- **Task requirements**
Reproduce the records below in full and without edits, omitting images.

Start of Listed entries

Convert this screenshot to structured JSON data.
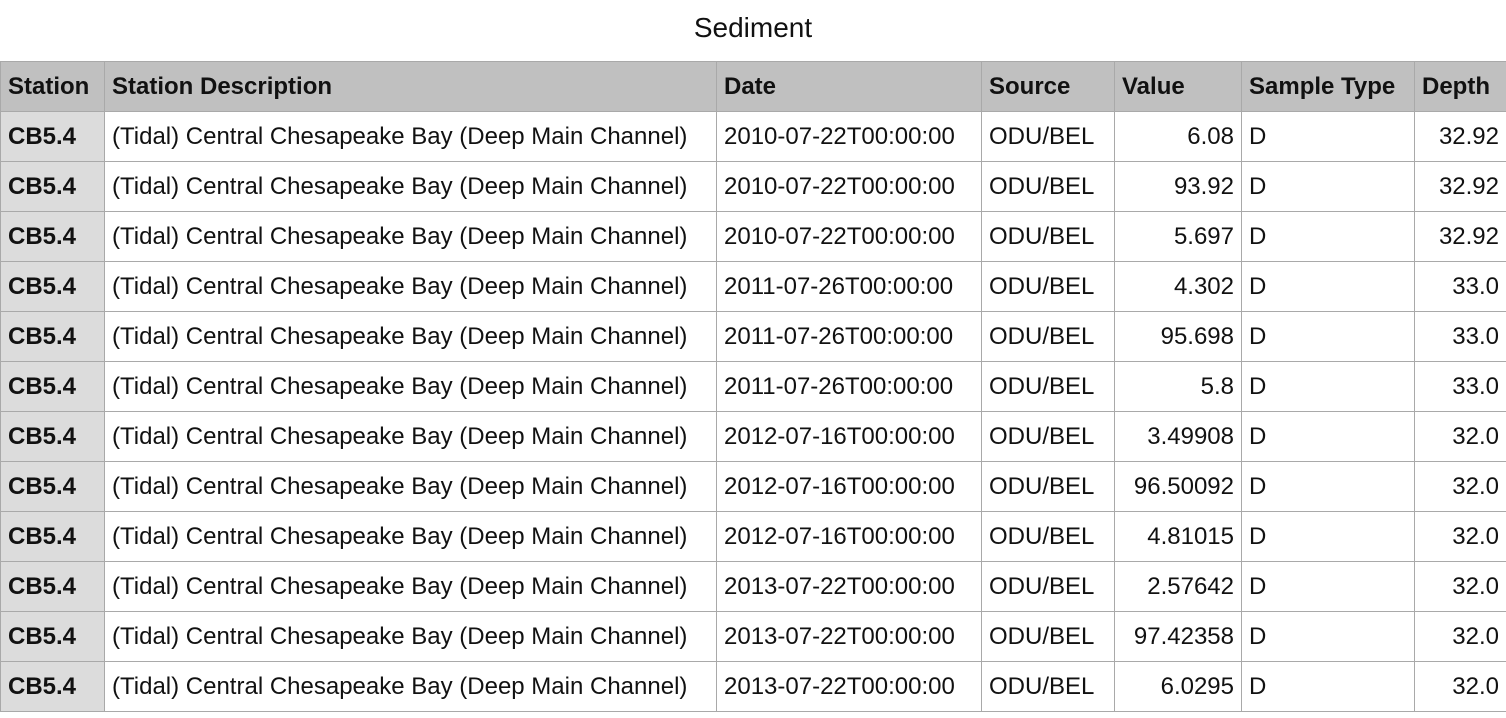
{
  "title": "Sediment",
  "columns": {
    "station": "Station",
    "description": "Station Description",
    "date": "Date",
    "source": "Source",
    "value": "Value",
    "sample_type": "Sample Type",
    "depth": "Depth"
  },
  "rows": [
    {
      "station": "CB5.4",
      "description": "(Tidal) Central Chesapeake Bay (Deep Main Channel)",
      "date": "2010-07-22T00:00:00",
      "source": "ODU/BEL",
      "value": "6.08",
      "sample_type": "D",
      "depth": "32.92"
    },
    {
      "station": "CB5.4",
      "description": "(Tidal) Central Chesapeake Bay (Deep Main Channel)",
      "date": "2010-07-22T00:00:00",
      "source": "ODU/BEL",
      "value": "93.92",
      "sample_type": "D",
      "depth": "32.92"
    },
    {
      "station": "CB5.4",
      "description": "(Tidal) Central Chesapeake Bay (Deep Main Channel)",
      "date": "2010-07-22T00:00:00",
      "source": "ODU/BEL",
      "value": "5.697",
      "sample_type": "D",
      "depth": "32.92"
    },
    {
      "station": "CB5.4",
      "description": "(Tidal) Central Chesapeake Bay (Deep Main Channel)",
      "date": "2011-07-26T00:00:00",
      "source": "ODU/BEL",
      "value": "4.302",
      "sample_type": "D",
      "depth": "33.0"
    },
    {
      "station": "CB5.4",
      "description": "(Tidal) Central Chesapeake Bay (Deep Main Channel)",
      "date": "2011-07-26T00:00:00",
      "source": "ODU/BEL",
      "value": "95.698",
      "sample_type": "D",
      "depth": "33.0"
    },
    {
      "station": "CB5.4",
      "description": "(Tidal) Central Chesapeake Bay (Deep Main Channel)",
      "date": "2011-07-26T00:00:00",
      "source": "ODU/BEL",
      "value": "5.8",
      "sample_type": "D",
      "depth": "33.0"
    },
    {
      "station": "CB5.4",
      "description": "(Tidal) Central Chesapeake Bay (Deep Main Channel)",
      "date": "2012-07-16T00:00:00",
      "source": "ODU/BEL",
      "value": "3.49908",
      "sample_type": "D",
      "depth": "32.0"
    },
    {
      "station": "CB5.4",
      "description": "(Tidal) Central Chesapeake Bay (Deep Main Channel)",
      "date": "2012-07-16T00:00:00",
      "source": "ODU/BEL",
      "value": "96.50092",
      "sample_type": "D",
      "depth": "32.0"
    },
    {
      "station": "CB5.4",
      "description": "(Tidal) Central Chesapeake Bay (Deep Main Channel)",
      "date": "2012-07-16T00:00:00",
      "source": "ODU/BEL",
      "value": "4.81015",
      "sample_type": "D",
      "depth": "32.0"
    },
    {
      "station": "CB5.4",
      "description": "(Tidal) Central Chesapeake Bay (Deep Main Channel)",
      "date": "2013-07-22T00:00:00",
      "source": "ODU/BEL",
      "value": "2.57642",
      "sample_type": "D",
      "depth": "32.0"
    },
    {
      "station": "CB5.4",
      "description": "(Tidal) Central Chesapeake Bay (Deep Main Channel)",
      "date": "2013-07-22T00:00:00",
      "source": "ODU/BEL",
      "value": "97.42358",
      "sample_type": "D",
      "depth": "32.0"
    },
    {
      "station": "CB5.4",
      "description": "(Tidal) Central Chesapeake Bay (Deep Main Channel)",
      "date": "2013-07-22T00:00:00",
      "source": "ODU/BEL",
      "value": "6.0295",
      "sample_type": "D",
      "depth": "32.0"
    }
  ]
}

End of Listed entries

- **Solution to this problem**
Convert this screenshot to structured JSON data.
{
  "title": "Sediment",
  "columns": {
    "station": "Station",
    "description": "Station Description",
    "date": "Date",
    "source": "Source",
    "value": "Value",
    "sample_type": "Sample Type",
    "depth": "Depth"
  },
  "rows": [
    {
      "station": "CB5.4",
      "description": "(Tidal) Central Chesapeake Bay (Deep Main Channel)",
      "date": "2010-07-22T00:00:00",
      "source": "ODU/BEL",
      "value": "6.08",
      "sample_type": "D",
      "depth": "32.92"
    },
    {
      "station": "CB5.4",
      "description": "(Tidal) Central Chesapeake Bay (Deep Main Channel)",
      "date": "2010-07-22T00:00:00",
      "source": "ODU/BEL",
      "value": "93.92",
      "sample_type": "D",
      "depth": "32.92"
    },
    {
      "station": "CB5.4",
      "description": "(Tidal) Central Chesapeake Bay (Deep Main Channel)",
      "date": "2010-07-22T00:00:00",
      "source": "ODU/BEL",
      "value": "5.697",
      "sample_type": "D",
      "depth": "32.92"
    },
    {
      "station": "CB5.4",
      "description": "(Tidal) Central Chesapeake Bay (Deep Main Channel)",
      "date": "2011-07-26T00:00:00",
      "source": "ODU/BEL",
      "value": "4.302",
      "sample_type": "D",
      "depth": "33.0"
    },
    {
      "station": "CB5.4",
      "description": "(Tidal) Central Chesapeake Bay (Deep Main Channel)",
      "date": "2011-07-26T00:00:00",
      "source": "ODU/BEL",
      "value": "95.698",
      "sample_type": "D",
      "depth": "33.0"
    },
    {
      "station": "CB5.4",
      "description": "(Tidal) Central Chesapeake Bay (Deep Main Channel)",
      "date": "2011-07-26T00:00:00",
      "source": "ODU/BEL",
      "value": "5.8",
      "sample_type": "D",
      "depth": "33.0"
    },
    {
      "station": "CB5.4",
      "description": "(Tidal) Central Chesapeake Bay (Deep Main Channel)",
      "date": "2012-07-16T00:00:00",
      "source": "ODU/BEL",
      "value": "3.49908",
      "sample_type": "D",
      "depth": "32.0"
    },
    {
      "station": "CB5.4",
      "description": "(Tidal) Central Chesapeake Bay (Deep Main Channel)",
      "date": "2012-07-16T00:00:00",
      "source": "ODU/BEL",
      "value": "96.50092",
      "sample_type": "D",
      "depth": "32.0"
    },
    {
      "station": "CB5.4",
      "description": "(Tidal) Central Chesapeake Bay (Deep Main Channel)",
      "date": "2012-07-16T00:00:00",
      "source": "ODU/BEL",
      "value": "4.81015",
      "sample_type": "D",
      "depth": "32.0"
    },
    {
      "station": "CB5.4",
      "description": "(Tidal) Central Chesapeake Bay (Deep Main Channel)",
      "date": "2013-07-22T00:00:00",
      "source": "ODU/BEL",
      "value": "2.57642",
      "sample_type": "D",
      "depth": "32.0"
    },
    {
      "station": "CB5.4",
      "description": "(Tidal) Central Chesapeake Bay (Deep Main Channel)",
      "date": "2013-07-22T00:00:00",
      "source": "ODU/BEL",
      "value": "97.42358",
      "sample_type": "D",
      "depth": "32.0"
    },
    {
      "station": "CB5.4",
      "description": "(Tidal) Central Chesapeake Bay (Deep Main Channel)",
      "date": "2013-07-22T00:00:00",
      "source": "ODU/BEL",
      "value": "6.0295",
      "sample_type": "D",
      "depth": "32.0"
    }
  ]
}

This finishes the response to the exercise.